> Instructions for the task: Reproduce every line of the listing below word for word, leaving out the pictures.

[Element and region listings]
◇ ◇ ◇ ◇ ◇ ◇ ◇
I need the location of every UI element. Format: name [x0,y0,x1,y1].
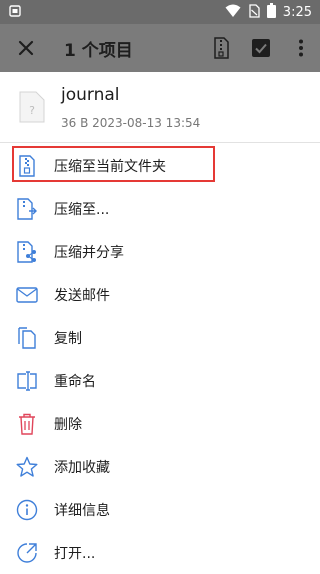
star-icon [16,456,38,478]
more-icon[interactable] [290,36,312,60]
menu-item-compress-to[interactable]: 压缩至... [0,187,320,230]
rename-icon [16,370,38,392]
menu-item-compress-share[interactable]: 压缩并分享 [0,230,320,273]
file-header: ? journal 36 B 2023-08-13 13:54 [0,72,320,142]
status-bar: 3:25 [0,0,320,24]
battery-icon [266,3,276,22]
open-icon [16,542,38,564]
menu-item-send-mail[interactable]: 发送邮件 [0,273,320,316]
trash-icon [16,413,38,435]
mail-icon [16,284,38,306]
menu-item-rename[interactable]: 重命名 [0,359,320,402]
divider [0,142,320,143]
file-meta: 36 B 2023-08-13 13:54 [61,116,201,130]
copy-icon [16,326,38,349]
menu-item-label: 打开... [54,545,96,562]
notification-icon [8,3,22,22]
menu-item-details[interactable]: 详细信息 [0,488,320,531]
svg-text:?: ? [29,104,35,117]
zip-to-icon [16,197,38,220]
action-menu: 压缩至当前文件夹 压缩至... 压缩并分享 发送邮件 复制 重命名 删除 添加收… [0,144,320,574]
menu-item-label: 复制 [54,330,82,347]
close-icon[interactable] [14,36,38,60]
menu-item-label: 压缩并分享 [54,244,124,261]
wifi-icon [225,3,241,22]
archive-icon[interactable] [210,36,232,60]
menu-item-label: 发送邮件 [54,287,110,304]
select-all-icon[interactable] [250,36,272,60]
info-icon [16,499,38,521]
menu-item-delete[interactable]: 删除 [0,402,320,445]
menu-item-label: 重命名 [54,373,96,390]
menu-item-label: 压缩至... [54,201,110,218]
highlight-box [12,146,215,182]
menu-item-open-with[interactable]: 打开... [0,531,320,574]
menu-item-label: 删除 [54,416,82,433]
menu-item-label: 详细信息 [54,502,110,519]
zip-share-icon [16,240,38,263]
action-toolbar: 1 个项目 [0,24,320,72]
clock: 3:25 [282,4,312,20]
file-name: journal [61,85,120,105]
selection-title: 1 个项目 [64,41,133,61]
no-sim-icon [248,3,260,22]
menu-item-label: 添加收藏 [54,459,110,476]
file-thumbnail-icon: ? [19,91,45,123]
menu-item-add-favorite[interactable]: 添加收藏 [0,445,320,488]
menu-item-copy[interactable]: 复制 [0,316,320,359]
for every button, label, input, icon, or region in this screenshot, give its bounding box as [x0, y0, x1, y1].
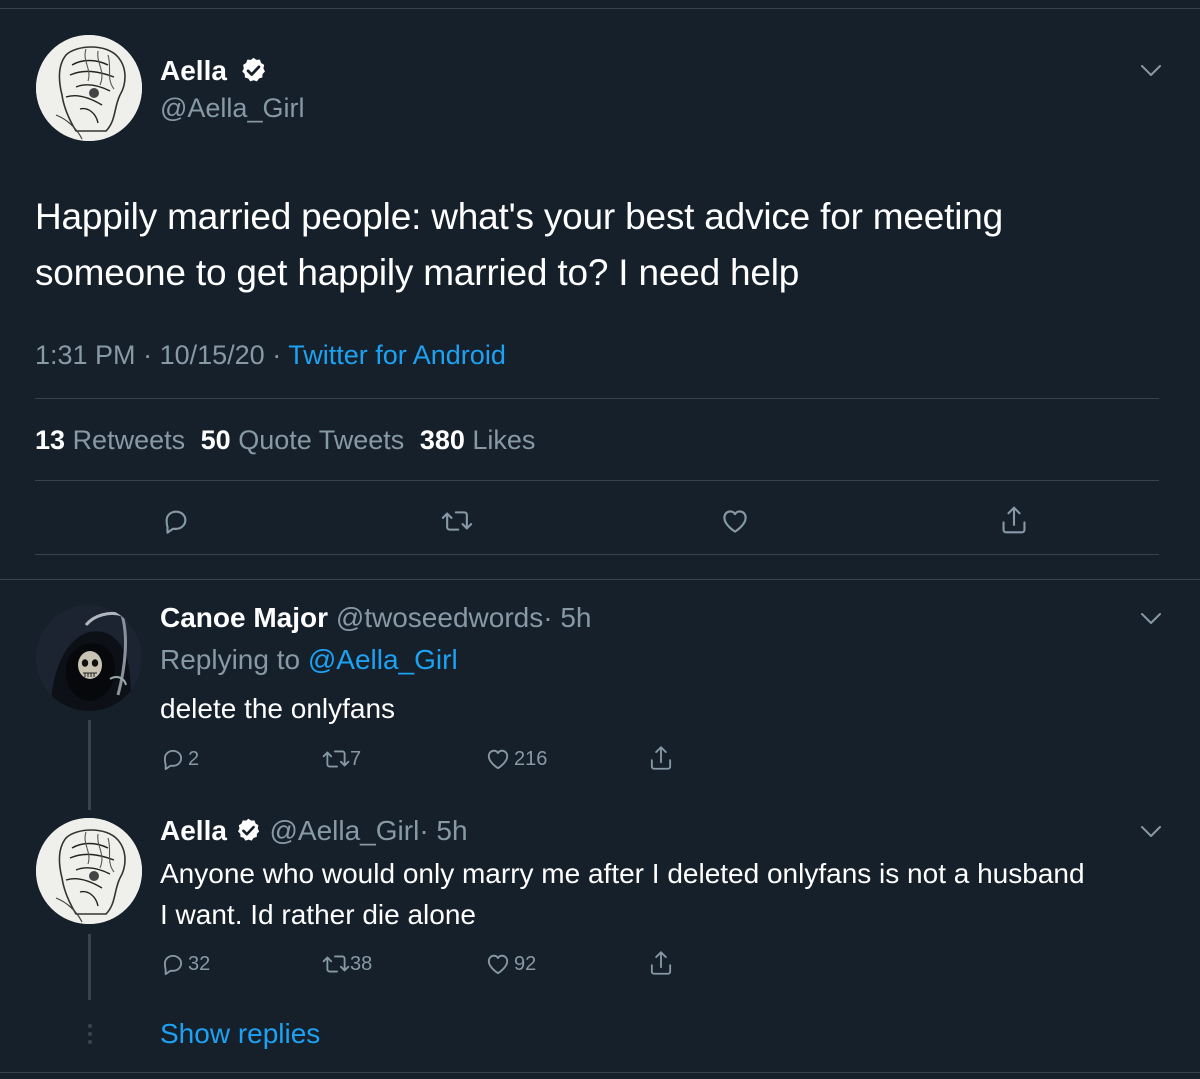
◇ ◇ ◇ ◇ ◇ ◇ ◇
> Answer to the problem:
I need the location of every UI element. Format: name [x0,y0,x1,y1].
star-icon [16,456,38,478]
more-icon[interactable] [290,36,312,60]
menu-item-compress-to[interactable]: 压缩至... [0,187,320,230]
rename-icon [16,370,38,392]
menu-item-compress-share[interactable]: 压缩并分享 [0,230,320,273]
file-header: ? journal 36 B 2023-08-13 13:54 [0,72,320,142]
status-bar: 3:25 [0,0,320,24]
battery-icon [266,3,276,22]
open-icon [16,542,38,564]
menu-item-send-mail[interactable]: 发送邮件 [0,273,320,316]
trash-icon [16,413,38,435]
mail-icon [16,284,38,306]
menu-item-rename[interactable]: 重命名 [0,359,320,402]
divider [0,142,320,143]
file-meta: 36 B 2023-08-13 13:54 [61,116,201,130]
copy-icon [16,326,38,349]
menu-item-label: 打开... [54,545,96,562]
notification-icon [8,3,22,22]
menu-item-details[interactable]: 详细信息 [0,488,320,531]
svg-text:?: ? [29,104,35,117]
zip-to-icon [16,197,38,220]
action-menu: 压缩至当前文件夹 压缩至... 压缩并分享 发送邮件 复制 重命名 删除 添加收… [0,144,320,574]
menu-item-label: 复制 [54,330,82,347]
close-icon[interactable] [14,36,38,60]
menu-item-label: 压缩并分享 [54,244,124,261]
wifi-icon [225,3,241,22]
archive-icon[interactable] [210,36,232,60]
menu-item-label: 发送邮件 [54,287,110,304]
select-all-icon[interactable] [250,36,272,60]
info-icon [16,499,38,521]
menu-item-delete[interactable]: 删除 [0,402,320,445]
menu-item-label: 重命名 [54,373,96,390]
menu-item-label: 压缩至... [54,201,110,218]
highlight-box [12,146,215,182]
menu-item-open-with[interactable]: 打开... [0,531,320,574]
menu-item-label: 删除 [54,416,82,433]
menu-item-label: 详细信息 [54,502,110,519]
zip-share-icon [16,240,38,263]
action-toolbar: 1 个项目 [0,24,320,72]
clock: 3:25 [282,4,312,20]
file-name: journal [61,85,120,105]
selection-title: 1 个项目 [64,41,133,61]
no-sim-icon [248,3,260,22]
menu-item-label: 添加收藏 [54,459,110,476]
file-thumbnail-icon: ? [19,91,45,123]
menu-item-add-favorite[interactable]: 添加收藏 [0,445,320,488]
menu-item-copy[interactable]: 复制 [0,316,320,359]
for every button, label, input, icon, or region in this screenshot, give its bounding box as [x0, y0, x1, y1].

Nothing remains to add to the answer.